In full and without deviation, write out the entries that follow.

________________

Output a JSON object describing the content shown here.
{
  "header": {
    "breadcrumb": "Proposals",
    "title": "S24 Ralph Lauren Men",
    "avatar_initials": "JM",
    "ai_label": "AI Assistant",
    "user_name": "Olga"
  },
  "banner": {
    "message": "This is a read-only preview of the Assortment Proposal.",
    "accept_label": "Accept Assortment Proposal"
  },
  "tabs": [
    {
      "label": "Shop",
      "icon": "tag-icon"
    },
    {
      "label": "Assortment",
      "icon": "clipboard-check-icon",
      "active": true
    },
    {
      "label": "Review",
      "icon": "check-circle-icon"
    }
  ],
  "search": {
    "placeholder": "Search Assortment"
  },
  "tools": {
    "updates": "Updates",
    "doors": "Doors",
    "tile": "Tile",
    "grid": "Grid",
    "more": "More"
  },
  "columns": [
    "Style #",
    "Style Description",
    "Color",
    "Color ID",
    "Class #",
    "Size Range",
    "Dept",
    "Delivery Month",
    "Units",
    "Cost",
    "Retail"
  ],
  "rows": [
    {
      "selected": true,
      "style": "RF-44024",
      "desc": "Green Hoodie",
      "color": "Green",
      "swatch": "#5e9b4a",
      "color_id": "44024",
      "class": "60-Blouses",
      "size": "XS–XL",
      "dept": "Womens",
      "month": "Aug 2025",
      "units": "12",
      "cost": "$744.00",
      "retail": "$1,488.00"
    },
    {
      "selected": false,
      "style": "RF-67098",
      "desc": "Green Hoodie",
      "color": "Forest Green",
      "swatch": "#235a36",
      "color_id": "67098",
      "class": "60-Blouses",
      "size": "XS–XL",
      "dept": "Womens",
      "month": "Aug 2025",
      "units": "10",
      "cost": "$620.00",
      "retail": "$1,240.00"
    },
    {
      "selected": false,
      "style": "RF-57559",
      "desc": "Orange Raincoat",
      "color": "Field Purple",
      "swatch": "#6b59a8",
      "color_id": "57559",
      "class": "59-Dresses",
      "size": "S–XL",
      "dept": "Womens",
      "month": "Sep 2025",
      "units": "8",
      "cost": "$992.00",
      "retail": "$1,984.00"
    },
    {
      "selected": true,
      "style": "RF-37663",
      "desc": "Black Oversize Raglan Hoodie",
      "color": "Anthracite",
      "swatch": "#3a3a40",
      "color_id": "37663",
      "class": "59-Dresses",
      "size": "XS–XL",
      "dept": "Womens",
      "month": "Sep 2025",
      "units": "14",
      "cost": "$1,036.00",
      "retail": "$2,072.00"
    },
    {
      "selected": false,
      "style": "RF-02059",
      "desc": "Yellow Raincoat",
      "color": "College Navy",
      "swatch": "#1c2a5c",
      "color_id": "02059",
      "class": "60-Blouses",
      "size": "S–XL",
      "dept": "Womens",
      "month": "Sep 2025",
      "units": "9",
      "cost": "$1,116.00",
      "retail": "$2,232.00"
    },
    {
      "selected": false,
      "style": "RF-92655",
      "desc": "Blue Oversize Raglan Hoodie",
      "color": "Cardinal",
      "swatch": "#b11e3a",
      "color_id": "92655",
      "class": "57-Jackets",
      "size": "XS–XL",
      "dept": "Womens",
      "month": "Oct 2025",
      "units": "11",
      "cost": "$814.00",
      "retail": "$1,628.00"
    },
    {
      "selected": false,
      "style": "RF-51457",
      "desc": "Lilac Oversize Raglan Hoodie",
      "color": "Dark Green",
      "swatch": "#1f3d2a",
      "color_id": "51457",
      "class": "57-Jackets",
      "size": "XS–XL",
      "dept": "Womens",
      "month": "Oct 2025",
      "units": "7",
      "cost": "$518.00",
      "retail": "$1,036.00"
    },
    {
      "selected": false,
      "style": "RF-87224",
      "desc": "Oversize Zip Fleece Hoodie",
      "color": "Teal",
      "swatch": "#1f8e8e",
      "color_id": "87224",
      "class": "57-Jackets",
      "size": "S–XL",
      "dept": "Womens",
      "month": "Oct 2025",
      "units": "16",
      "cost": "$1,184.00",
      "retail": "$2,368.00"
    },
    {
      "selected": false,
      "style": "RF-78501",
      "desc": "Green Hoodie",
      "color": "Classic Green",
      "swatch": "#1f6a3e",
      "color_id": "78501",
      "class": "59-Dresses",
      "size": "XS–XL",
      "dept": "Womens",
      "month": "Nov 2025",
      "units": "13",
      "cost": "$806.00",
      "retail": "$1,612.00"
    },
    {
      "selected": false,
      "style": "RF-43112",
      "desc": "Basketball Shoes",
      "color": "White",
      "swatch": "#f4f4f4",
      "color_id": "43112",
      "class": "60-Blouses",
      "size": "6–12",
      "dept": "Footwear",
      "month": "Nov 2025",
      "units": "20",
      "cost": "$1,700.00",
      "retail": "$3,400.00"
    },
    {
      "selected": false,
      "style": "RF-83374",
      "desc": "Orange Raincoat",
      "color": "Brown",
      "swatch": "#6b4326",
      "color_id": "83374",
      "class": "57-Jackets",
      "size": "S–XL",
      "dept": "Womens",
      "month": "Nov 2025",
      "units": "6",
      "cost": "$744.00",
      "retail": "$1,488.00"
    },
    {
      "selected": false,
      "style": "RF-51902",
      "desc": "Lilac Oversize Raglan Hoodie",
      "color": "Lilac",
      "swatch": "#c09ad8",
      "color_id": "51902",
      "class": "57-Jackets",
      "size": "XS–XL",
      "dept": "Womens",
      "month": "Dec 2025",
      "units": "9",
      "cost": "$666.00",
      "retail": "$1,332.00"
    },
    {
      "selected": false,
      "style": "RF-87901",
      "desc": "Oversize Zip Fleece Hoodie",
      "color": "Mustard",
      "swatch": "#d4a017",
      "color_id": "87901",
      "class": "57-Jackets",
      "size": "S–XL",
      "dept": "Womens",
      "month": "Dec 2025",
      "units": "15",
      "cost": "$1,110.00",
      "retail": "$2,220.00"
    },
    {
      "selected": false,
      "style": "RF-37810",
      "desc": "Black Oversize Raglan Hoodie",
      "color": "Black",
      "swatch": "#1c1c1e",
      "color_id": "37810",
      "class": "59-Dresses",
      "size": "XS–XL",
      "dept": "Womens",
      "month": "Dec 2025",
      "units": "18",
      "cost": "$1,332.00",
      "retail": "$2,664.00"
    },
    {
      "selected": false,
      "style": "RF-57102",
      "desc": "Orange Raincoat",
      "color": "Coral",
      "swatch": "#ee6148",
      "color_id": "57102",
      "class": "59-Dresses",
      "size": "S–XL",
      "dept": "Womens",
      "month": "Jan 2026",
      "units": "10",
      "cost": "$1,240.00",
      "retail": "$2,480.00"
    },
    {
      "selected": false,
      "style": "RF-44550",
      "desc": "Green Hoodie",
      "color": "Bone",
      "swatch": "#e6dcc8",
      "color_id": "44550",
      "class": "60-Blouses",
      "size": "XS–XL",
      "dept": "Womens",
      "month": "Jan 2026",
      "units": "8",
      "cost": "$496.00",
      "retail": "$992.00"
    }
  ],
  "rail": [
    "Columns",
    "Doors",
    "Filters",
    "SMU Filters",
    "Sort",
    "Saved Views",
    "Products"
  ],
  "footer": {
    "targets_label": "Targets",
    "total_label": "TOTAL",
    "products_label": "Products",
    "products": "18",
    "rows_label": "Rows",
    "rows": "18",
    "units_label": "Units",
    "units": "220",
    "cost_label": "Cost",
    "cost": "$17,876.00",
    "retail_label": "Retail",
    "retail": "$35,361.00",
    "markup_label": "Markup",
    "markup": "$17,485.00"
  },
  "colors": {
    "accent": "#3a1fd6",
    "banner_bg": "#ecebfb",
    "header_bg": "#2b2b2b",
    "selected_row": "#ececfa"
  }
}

________________

- WORKED ANSWER:
Output a JSON object describing the content shown here.
{
  "header": {
    "breadcrumb": "Proposals",
    "title": "S24 Ralph Lauren Men",
    "avatar_initials": "JM",
    "ai_label": "AI Assistant",
    "user_name": "Olga"
  },
  "banner": {
    "message": "This is a read-only preview of the Assortment Proposal.",
    "accept_label": "Accept Assortment Proposal"
  },
  "tabs": [
    {
      "label": "Shop",
      "icon": "tag-icon"
    },
    {
      "label": "Assortment",
      "icon": "clipboard-check-icon",
      "active": true
    },
    {
      "label": "Review",
      "icon": "check-circle-icon"
    }
  ],
  "search": {
    "placeholder": "Search Assortment"
  },
  "tools": {
    "updates": "Updates",
    "doors": "Doors",
    "tile": "Tile",
    "grid": "Grid",
    "more": "More"
  },
  "columns": [
    "Style #",
    "Style Description",
    "Color",
    "Color ID",
    "Class #",
    "Size Range",
    "Dept",
    "Delivery Month",
    "Units",
    "Cost",
    "Retail"
  ],
  "rows": [
    {
      "selected": true,
      "style": "RF-44024",
      "desc": "Green Hoodie",
      "color": "Green",
      "swatch": "#5e9b4a",
      "color_id": "44024",
      "class": "60-Blouses",
      "size": "XS–XL",
      "dept": "Womens",
      "month": "Aug 2025",
      "units": "12",
      "cost": "$744.00",
      "retail": "$1,488.00"
    },
    {
      "selected": false,
      "style": "RF-67098",
      "desc": "Green Hoodie",
      "color": "Forest Green",
      "swatch": "#235a36",
      "color_id": "67098",
      "class": "60-Blouses",
      "size": "XS–XL",
      "dept": "Womens",
      "month": "Aug 2025",
      "units": "10",
      "cost": "$620.00",
      "retail": "$1,240.00"
    },
    {
      "selected": false,
      "style": "RF-57559",
      "desc": "Orange Raincoat",
      "color": "Field Purple",
      "swatch": "#6b59a8",
      "color_id": "57559",
      "class": "59-Dresses",
      "size": "S–XL",
      "dept": "Womens",
      "month": "Sep 2025",
      "units": "8",
      "cost": "$992.00",
      "retail": "$1,984.00"
    },
    {
      "selected": true,
      "style": "RF-37663",
      "desc": "Black Oversize Raglan Hoodie",
      "color": "Anthracite",
      "swatch": "#3a3a40",
      "color_id": "37663",
      "class": "59-Dresses",
      "size": "XS–XL",
      "dept": "Womens",
      "month": "Sep 2025",
      "units": "14",
      "cost": "$1,036.00",
      "retail": "$2,072.00"
    },
    {
      "selected": false,
      "style": "RF-02059",
      "desc": "Yellow Raincoat",
      "color": "College Navy",
      "swatch": "#1c2a5c",
      "color_id": "02059",
      "class": "60-Blouses",
      "size": "S–XL",
      "dept": "Womens",
      "month": "Sep 2025",
      "units": "9",
      "cost": "$1,116.00",
      "retail": "$2,232.00"
    },
    {
      "selected": false,
      "style": "RF-92655",
      "desc": "Blue Oversize Raglan Hoodie",
      "color": "Cardinal",
      "swatch": "#b11e3a",
      "color_id": "92655",
      "class": "57-Jackets",
      "size": "XS–XL",
      "dept": "Womens",
      "month": "Oct 2025",
      "units": "11",
      "cost": "$814.00",
      "retail": "$1,628.00"
    },
    {
      "selected": false,
      "style": "RF-51457",
      "desc": "Lilac Oversize Raglan Hoodie",
      "color": "Dark Green",
      "swatch": "#1f3d2a",
      "color_id": "51457",
      "class": "57-Jackets",
      "size": "XS–XL",
      "dept": "Womens",
      "month": "Oct 2025",
      "units": "7",
      "cost": "$518.00",
      "retail": "$1,036.00"
    },
    {
      "selected": false,
      "style": "RF-87224",
      "desc": "Oversize Zip Fleece Hoodie",
      "color": "Teal",
      "swatch": "#1f8e8e",
      "color_id": "87224",
      "class": "57-Jackets",
      "size": "S–XL",
      "dept": "Womens",
      "month": "Oct 2025",
      "units": "16",
      "cost": "$1,184.00",
      "retail": "$2,368.00"
    },
    {
      "selected": false,
      "style": "RF-78501",
      "desc": "Green Hoodie",
      "color": "Classic Green",
      "swatch": "#1f6a3e",
      "color_id": "78501",
      "class": "59-Dresses",
      "size": "XS–XL",
      "dept": "Womens",
      "month": "Nov 2025",
      "units": "13",
      "cost": "$806.00",
      "retail": "$1,612.00"
    },
    {
      "selected": false,
      "style": "RF-43112",
      "desc": "Basketball Shoes",
      "color": "White",
      "swatch": "#f4f4f4",
      "color_id": "43112",
      "class": "60-Blouses",
      "size": "6–12",
      "dept": "Footwear",
      "month": "Nov 2025",
      "units": "20",
      "cost": "$1,700.00",
      "retail": "$3,400.00"
    },
    {
      "selected": false,
      "style": "RF-83374",
      "desc": "Orange Raincoat",
      "color": "Brown",
      "swatch": "#6b4326",
      "color_id": "83374",
      "class": "57-Jackets",
      "size": "S–XL",
      "dept": "Womens",
      "month": "Nov 2025",
      "units": "6",
      "cost": "$744.00",
      "retail": "$1,488.00"
    },
    {
      "selected": false,
      "style": "RF-51902",
      "desc": "Lilac Oversize Raglan Hoodie",
      "color": "Lilac",
      "swatch": "#c09ad8",
      "color_id": "51902",
      "class": "57-Jackets",
      "size": "XS–XL",
      "dept": "Womens",
      "month": "Dec 2025",
      "units": "9",
      "cost": "$666.00",
      "retail": "$1,332.00"
    },
    {
      "selected": false,
      "style": "RF-87901",
      "desc": "Oversize Zip Fleece Hoodie",
      "color": "Mustard",
      "swatch": "#d4a017",
      "color_id": "87901",
      "class": "57-Jackets",
      "size": "S–XL",
      "dept": "Womens",
      "month": "Dec 2025",
      "units": "15",
      "cost": "$1,110.00",
      "retail": "$2,220.00"
    },
    {
      "selected": false,
      "style": "RF-37810",
      "desc": "Black Oversize Raglan Hoodie",
      "color": "Black",
      "swatch": "#1c1c1e",
      "color_id": "37810",
      "class": "59-Dresses",
      "size": "XS–XL",
      "dept": "Womens",
      "month": "Dec 2025",
      "units": "18",
      "cost": "$1,332.00",
      "retail": "$2,664.00"
    },
    {
      "selected": false,
      "style": "RF-57102",
      "desc": "Orange Raincoat",
      "color": "Coral",
      "swatch": "#ee6148",
      "color_id": "57102",
      "class": "59-Dresses",
      "size": "S–XL",
      "dept": "Womens",
      "month": "Jan 2026",
      "units": "10",
      "cost": "$1,240.00",
      "retail": "$2,480.00"
    },
    {
      "selected": false,
      "style": "RF-44550",
      "desc": "Green Hoodie",
      "color": "Bone",
      "swatch": "#e6dcc8",
      "color_id": "44550",
      "class": "60-Blouses",
      "size": "XS–XL",
      "dept": "Womens",
      "month": "Jan 2026",
      "units": "8",
      "cost": "$496.00",
      "retail": "$992.00"
    }
  ],
  "rail": [
    "Columns",
    "Doors",
    "Filters",
    "SMU Filters",
    "Sort",
    "Saved Views",
    "Products"
  ],
  "footer": {
    "targets_label": "Targets",
    "total_label": "TOTAL",
    "products_label": "Products",
    "products": "18",
    "rows_label": "Rows",
    "rows": "18",
    "units_label": "Units",
    "units": "220",
    "cost_label": "Cost",
    "cost": "$17,876.00",
    "retail_label": "Retail",
    "retail": "$35,361.00",
    "markup_label": "Markup",
    "markup": "$17,485.00"
  },
  "colors": {
    "accent": "#3a1fd6",
    "banner_bg": "#ecebfb",
    "header_bg": "#2b2b2b",
    "selected_row": "#ececfa"
  }
}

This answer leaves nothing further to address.